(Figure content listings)
******************************

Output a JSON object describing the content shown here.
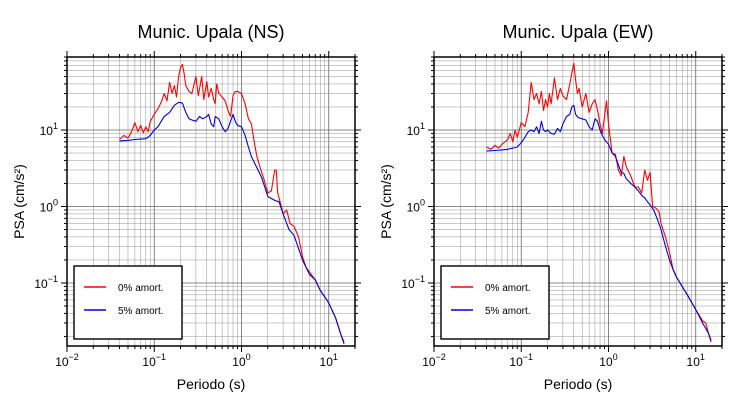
{
  "chart_data": [
    {
      "type": "line",
      "title": "Munic. Upala (NS)",
      "xlabel": "Periodo (s)",
      "ylabel": "PSA (cm/s²)",
      "xscale": "log",
      "yscale": "log",
      "xlim": [
        0.01,
        20
      ],
      "ylim": [
        0.015,
        90
      ],
      "grid": true,
      "legend_position": "bottom-left",
      "x_ticks": [
        {
          "value": 0.01,
          "base": "10",
          "exp": "−2"
        },
        {
          "value": 0.1,
          "base": "10",
          "exp": "−1"
        },
        {
          "value": 1,
          "base": "10",
          "exp": "0"
        },
        {
          "value": 10,
          "base": "10",
          "exp": "1"
        }
      ],
      "y_ticks": [
        {
          "value": 0.1,
          "base": "10",
          "exp": "−1"
        },
        {
          "value": 1,
          "base": "10",
          "exp": "0"
        },
        {
          "value": 10,
          "base": "10",
          "exp": "1"
        }
      ],
      "series": [
        {
          "name": "0% amort.",
          "color": "#ff0000",
          "points": [
            [
              0.04,
              7.5
            ],
            [
              0.045,
              8.5
            ],
            [
              0.05,
              7.8
            ],
            [
              0.055,
              9.5
            ],
            [
              0.06,
              12.5
            ],
            [
              0.065,
              9.5
            ],
            [
              0.07,
              11.5
            ],
            [
              0.075,
              9.2
            ],
            [
              0.08,
              11
            ],
            [
              0.085,
              9.5
            ],
            [
              0.09,
              13
            ],
            [
              0.1,
              16
            ],
            [
              0.11,
              19
            ],
            [
              0.12,
              23
            ],
            [
              0.13,
              30
            ],
            [
              0.14,
              24
            ],
            [
              0.15,
              42
            ],
            [
              0.16,
              30
            ],
            [
              0.17,
              38
            ],
            [
              0.18,
              27
            ],
            [
              0.19,
              50
            ],
            [
              0.2,
              65
            ],
            [
              0.21,
              72
            ],
            [
              0.22,
              55
            ],
            [
              0.23,
              38
            ],
            [
              0.25,
              32
            ],
            [
              0.27,
              30
            ],
            [
              0.3,
              50
            ],
            [
              0.32,
              28
            ],
            [
              0.35,
              50
            ],
            [
              0.37,
              25
            ],
            [
              0.4,
              43
            ],
            [
              0.42,
              27
            ],
            [
              0.45,
              35
            ],
            [
              0.48,
              25
            ],
            [
              0.5,
              22
            ],
            [
              0.52,
              40
            ],
            [
              0.55,
              30
            ],
            [
              0.6,
              27
            ],
            [
              0.65,
              24
            ],
            [
              0.7,
              18
            ],
            [
              0.75,
              15
            ],
            [
              0.8,
              28
            ],
            [
              0.85,
              32
            ],
            [
              0.9,
              32
            ],
            [
              1.0,
              30
            ],
            [
              1.1,
              22
            ],
            [
              1.2,
              14
            ],
            [
              1.3,
              12
            ],
            [
              1.4,
              7
            ],
            [
              1.5,
              4.5
            ],
            [
              1.6,
              3.5
            ],
            [
              1.8,
              2.3
            ],
            [
              2.0,
              1.5
            ],
            [
              2.2,
              1.6
            ],
            [
              2.4,
              3
            ],
            [
              2.5,
              3
            ],
            [
              2.6,
              1.5
            ],
            [
              2.8,
              1.1
            ],
            [
              3.0,
              0.8
            ],
            [
              3.3,
              0.9
            ],
            [
              3.6,
              0.6
            ],
            [
              4,
              0.55
            ],
            [
              4.5,
              0.4
            ],
            [
              5,
              0.22
            ],
            [
              5.5,
              0.16
            ],
            [
              6,
              0.14
            ],
            [
              7,
              0.11
            ],
            [
              8,
              0.08
            ],
            [
              10,
              0.055
            ],
            [
              12,
              0.035
            ],
            [
              14,
              0.02
            ],
            [
              15,
              0.017
            ]
          ]
        },
        {
          "name": "5% amort.",
          "color": "#0000dd",
          "points": [
            [
              0.04,
              7.2
            ],
            [
              0.05,
              7.3
            ],
            [
              0.06,
              7.5
            ],
            [
              0.07,
              7.6
            ],
            [
              0.08,
              7.7
            ],
            [
              0.09,
              8.5
            ],
            [
              0.1,
              10
            ],
            [
              0.11,
              11
            ],
            [
              0.12,
              13
            ],
            [
              0.13,
              15
            ],
            [
              0.15,
              17
            ],
            [
              0.17,
              21
            ],
            [
              0.19,
              23
            ],
            [
              0.21,
              22.5
            ],
            [
              0.23,
              17
            ],
            [
              0.25,
              14
            ],
            [
              0.27,
              13.5
            ],
            [
              0.3,
              13
            ],
            [
              0.33,
              15
            ],
            [
              0.36,
              14
            ],
            [
              0.4,
              15
            ],
            [
              0.42,
              16
            ],
            [
              0.45,
              12
            ],
            [
              0.48,
              11
            ],
            [
              0.5,
              15
            ],
            [
              0.55,
              14
            ],
            [
              0.6,
              11
            ],
            [
              0.65,
              9.5
            ],
            [
              0.7,
              10.5
            ],
            [
              0.75,
              13
            ],
            [
              0.8,
              16
            ],
            [
              0.85,
              13
            ],
            [
              0.9,
              11.5
            ],
            [
              1.0,
              11
            ],
            [
              1.1,
              8.5
            ],
            [
              1.2,
              6
            ],
            [
              1.3,
              4.5
            ],
            [
              1.5,
              3.2
            ],
            [
              1.7,
              2.4
            ],
            [
              2.0,
              1.35
            ],
            [
              2.4,
              1.2
            ],
            [
              2.7,
              1.15
            ],
            [
              3.0,
              0.8
            ],
            [
              3.5,
              0.5
            ],
            [
              4,
              0.42
            ],
            [
              5,
              0.2
            ],
            [
              6,
              0.13
            ],
            [
              7,
              0.11
            ],
            [
              8,
              0.08
            ],
            [
              10,
              0.055
            ],
            [
              12,
              0.035
            ],
            [
              14,
              0.02
            ],
            [
              15,
              0.016
            ]
          ]
        }
      ]
    },
    {
      "type": "line",
      "title": "Munic. Upala (EW)",
      "xlabel": "Periodo (s)",
      "ylabel": "PSA (cm/s²)",
      "xscale": "log",
      "yscale": "log",
      "xlim": [
        0.01,
        20
      ],
      "ylim": [
        0.015,
        90
      ],
      "grid": true,
      "legend_position": "bottom-left",
      "x_ticks": [
        {
          "value": 0.01,
          "base": "10",
          "exp": "−2"
        },
        {
          "value": 0.1,
          "base": "10",
          "exp": "−1"
        },
        {
          "value": 1,
          "base": "10",
          "exp": "0"
        },
        {
          "value": 10,
          "base": "10",
          "exp": "1"
        }
      ],
      "y_ticks": [
        {
          "value": 0.1,
          "base": "10",
          "exp": "−1"
        },
        {
          "value": 1,
          "base": "10",
          "exp": "0"
        },
        {
          "value": 10,
          "base": "10",
          "exp": "1"
        }
      ],
      "series": [
        {
          "name": "0% amort.",
          "color": "#ff0000",
          "points": [
            [
              0.04,
              6
            ],
            [
              0.045,
              5.6
            ],
            [
              0.05,
              6.3
            ],
            [
              0.055,
              5.8
            ],
            [
              0.06,
              6.5
            ],
            [
              0.07,
              7.5
            ],
            [
              0.075,
              9
            ],
            [
              0.08,
              7
            ],
            [
              0.085,
              10
            ],
            [
              0.09,
              8
            ],
            [
              0.1,
              12.5
            ],
            [
              0.11,
              11
            ],
            [
              0.12,
              17
            ],
            [
              0.13,
              42
            ],
            [
              0.14,
              25
            ],
            [
              0.15,
              30
            ],
            [
              0.16,
              22
            ],
            [
              0.17,
              32
            ],
            [
              0.18,
              18
            ],
            [
              0.19,
              25
            ],
            [
              0.2,
              20
            ],
            [
              0.21,
              30
            ],
            [
              0.22,
              22
            ],
            [
              0.24,
              48
            ],
            [
              0.26,
              25
            ],
            [
              0.28,
              35
            ],
            [
              0.3,
              28
            ],
            [
              0.33,
              25
            ],
            [
              0.36,
              40
            ],
            [
              0.38,
              55
            ],
            [
              0.4,
              75
            ],
            [
              0.42,
              45
            ],
            [
              0.44,
              30
            ],
            [
              0.46,
              35
            ],
            [
              0.5,
              20
            ],
            [
              0.55,
              30
            ],
            [
              0.6,
              17
            ],
            [
              0.65,
              22
            ],
            [
              0.7,
              25
            ],
            [
              0.75,
              18
            ],
            [
              0.8,
              12
            ],
            [
              0.85,
              9
            ],
            [
              0.9,
              15
            ],
            [
              0.95,
              24
            ],
            [
              1.0,
              12
            ],
            [
              1.1,
              5
            ],
            [
              1.2,
              4.8
            ],
            [
              1.3,
              3
            ],
            [
              1.4,
              2.5
            ],
            [
              1.5,
              4.5
            ],
            [
              1.6,
              3.3
            ],
            [
              1.8,
              2.5
            ],
            [
              2.0,
              1.8
            ],
            [
              2.2,
              1.8
            ],
            [
              2.4,
              1.5
            ],
            [
              2.6,
              3
            ],
            [
              2.8,
              2.2
            ],
            [
              3.0,
              2.8
            ],
            [
              3.2,
              1.0
            ],
            [
              3.5,
              0.95
            ],
            [
              3.8,
              0.85
            ],
            [
              4,
              0.6
            ],
            [
              4.5,
              0.4
            ],
            [
              5,
              0.25
            ],
            [
              5.5,
              0.15
            ],
            [
              6,
              0.12
            ],
            [
              7,
              0.09
            ],
            [
              8,
              0.07
            ],
            [
              10,
              0.045
            ],
            [
              12,
              0.032
            ],
            [
              13,
              0.03
            ],
            [
              14,
              0.022
            ],
            [
              15,
              0.018
            ]
          ]
        },
        {
          "name": "5% amort.",
          "color": "#0000dd",
          "points": [
            [
              0.04,
              5.3
            ],
            [
              0.05,
              5.4
            ],
            [
              0.06,
              5.5
            ],
            [
              0.07,
              5.6
            ],
            [
              0.08,
              5.8
            ],
            [
              0.09,
              6
            ],
            [
              0.1,
              6.8
            ],
            [
              0.11,
              8
            ],
            [
              0.12,
              9.5
            ],
            [
              0.13,
              10
            ],
            [
              0.14,
              9.5
            ],
            [
              0.15,
              11
            ],
            [
              0.16,
              9
            ],
            [
              0.17,
              13
            ],
            [
              0.18,
              10
            ],
            [
              0.19,
              9.5
            ],
            [
              0.2,
              10
            ],
            [
              0.22,
              9
            ],
            [
              0.24,
              8.8
            ],
            [
              0.26,
              10.5
            ],
            [
              0.28,
              9.5
            ],
            [
              0.3,
              12
            ],
            [
              0.33,
              15
            ],
            [
              0.36,
              16
            ],
            [
              0.38,
              20
            ],
            [
              0.4,
              21
            ],
            [
              0.42,
              16
            ],
            [
              0.45,
              14.5
            ],
            [
              0.5,
              14
            ],
            [
              0.55,
              13.5
            ],
            [
              0.6,
              11
            ],
            [
              0.65,
              10
            ],
            [
              0.7,
              14
            ],
            [
              0.75,
              13
            ],
            [
              0.8,
              10
            ],
            [
              0.85,
              8.5
            ],
            [
              0.9,
              7.5
            ],
            [
              1.0,
              6.5
            ],
            [
              1.1,
              5
            ],
            [
              1.2,
              4.5
            ],
            [
              1.3,
              3.5
            ],
            [
              1.4,
              2.8
            ],
            [
              1.5,
              2.7
            ],
            [
              1.6,
              2.3
            ],
            [
              1.8,
              2
            ],
            [
              2.0,
              1.8
            ],
            [
              2.2,
              1.6
            ],
            [
              2.4,
              1.4
            ],
            [
              2.6,
              1.3
            ],
            [
              2.8,
              1.15
            ],
            [
              3.0,
              1.05
            ],
            [
              3.3,
              0.9
            ],
            [
              3.6,
              0.7
            ],
            [
              4,
              0.5
            ],
            [
              4.5,
              0.3
            ],
            [
              5,
              0.2
            ],
            [
              5.5,
              0.15
            ],
            [
              6,
              0.12
            ],
            [
              7,
              0.09
            ],
            [
              8,
              0.07
            ],
            [
              10,
              0.045
            ],
            [
              12,
              0.03
            ],
            [
              14,
              0.022
            ],
            [
              15,
              0.017
            ]
          ]
        }
      ]
    }
  ]
}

******************************

• WHAT YOU ARE ASKED TO DO
Go through the records and gather the lines that hold "Upala".

• ANSWER TO THIS PROBLEM
      "title": "Munic. Upala (NS)",
      "title": "Munic. Upala (EW)",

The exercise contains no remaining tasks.